→ Aim: Transcribe the listing exactly, leaving out every picture.

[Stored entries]

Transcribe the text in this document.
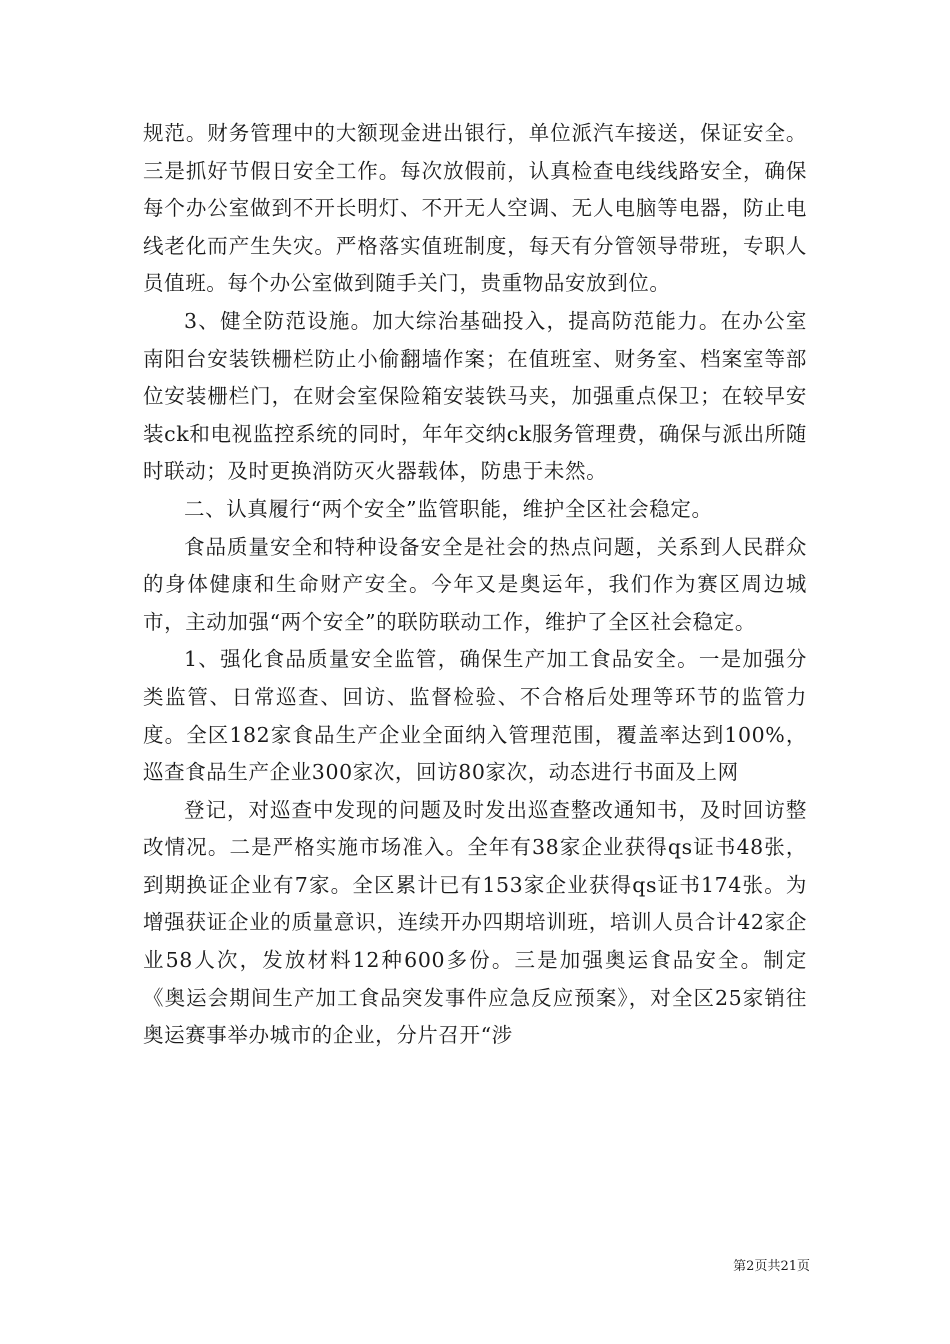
规范。财务管理中的大额现金进出银行，单位派汽车接送，保证安全。三是抓好节假日安全工作。每次放假前，认真检查电线线路安全，确保每个办公室做到不开长明灯、不开无人空调、无人电脑等电器，防止电线老化而产生失灾。严格落实值班制度，每天有分管领导带班，专职人员值班。每个办公室做到随手关门，贵重物品安放到位。

3、健全防范设施。加大综治基础投入，提高防范能力。在办公室南阳台安装铁栅栏防止小偷翻墙作案；在值班室、财务室、档案室等部位安装栅栏门，在财会室保险箱安装铁马夹，加强重点保卫；在较早安装ck和电视监控系统的同时，年年交纳ck服务管理费，确保与派出所随时联动；及时更换消防灭火器载体，防患于未然。

二、认真履行“两个安全”监管职能，维护全区社会稳定。

食品质量安全和特种设备安全是社会的热点问题，关系到人民群众的身体健康和生命财产安全。今年又是奥运年，我们作为赛区周边城市，主动加强“两个安全”的联防联动工作，维护了全区社会稳定。

1、强化食品质量安全监管，确保生产加工食品安全。一是加强分类监管、日常巡查、回访、监督检验、不合格后处理等环节的监管力度。全区182家食品生产企业全面纳入管理范围，覆盖率达到100%，巡查食品生产企业300家次，回访80家次，动态进行书面及上网

登记，对巡查中发现的问题及时发出巡查整改通知书，及时回访整改情况。二是严格实施市场准入。全年有38家企业获得qs证书48张，到期换证企业有7家。全区累计已有153家企业获得qs证书174张。为增强获证企业的质量意识，连续开办四期培训班，培训人员合计42家企业58人次，发放材料12种600多份。三是加强奥运食品安全。制定《奥运会期间生产加工食品突发事件应急反应预案》，对全区25家销往奥运赛事举办城市的企业，分片召开“涉

第2页共21页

→ Solution:
Transcribe the text in this document.
规范。财务管理中的大额现金进出银行，单位派汽车接送，保证安全。三是抓好节假日安全工作。每次放假前，认真检查电线线路安全，确保每个办公室做到不开长明灯、不开无人空调、无人电脑等电器，防止电线老化而产生失灾。严格落实值班制度，每天有分管领导带班，专职人员值班。每个办公室做到随手关门，贵重物品安放到位。

3、健全防范设施。加大综治基础投入，提高防范能力。在办公室南阳台安装铁栅栏防止小偷翻墙作案；在值班室、财务室、档案室等部位安装栅栏门，在财会室保险箱安装铁马夹，加强重点保卫；在较早安装ck和电视监控系统的同时，年年交纳ck服务管理费，确保与派出所随时联动；及时更换消防灭火器载体，防患于未然。

二、认真履行“两个安全”监管职能，维护全区社会稳定。

食品质量安全和特种设备安全是社会的热点问题，关系到人民群众的身体健康和生命财产安全。今年又是奥运年，我们作为赛区周边城市，主动加强“两个安全”的联防联动工作，维护了全区社会稳定。

1、强化食品质量安全监管，确保生产加工食品安全。一是加强分类监管、日常巡查、回访、监督检验、不合格后处理等环节的监管力度。全区182家食品生产企业全面纳入管理范围，覆盖率达到100%，巡查食品生产企业300家次，回访80家次，动态进行书面及上网

登记，对巡查中发现的问题及时发出巡查整改通知书，及时回访整改情况。二是严格实施市场准入。全年有38家企业获得qs证书48张，到期换证企业有7家。全区累计已有153家企业获得qs证书174张。为增强获证企业的质量意识，连续开办四期培训班，培训人员合计42家企业58人次，发放材料12种600多份。三是加强奥运食品安全。制定《奥运会期间生产加工食品突发事件应急反应预案》，对全区25家销往奥运赛事举办城市的企业，分片召开“涉

第2页共21页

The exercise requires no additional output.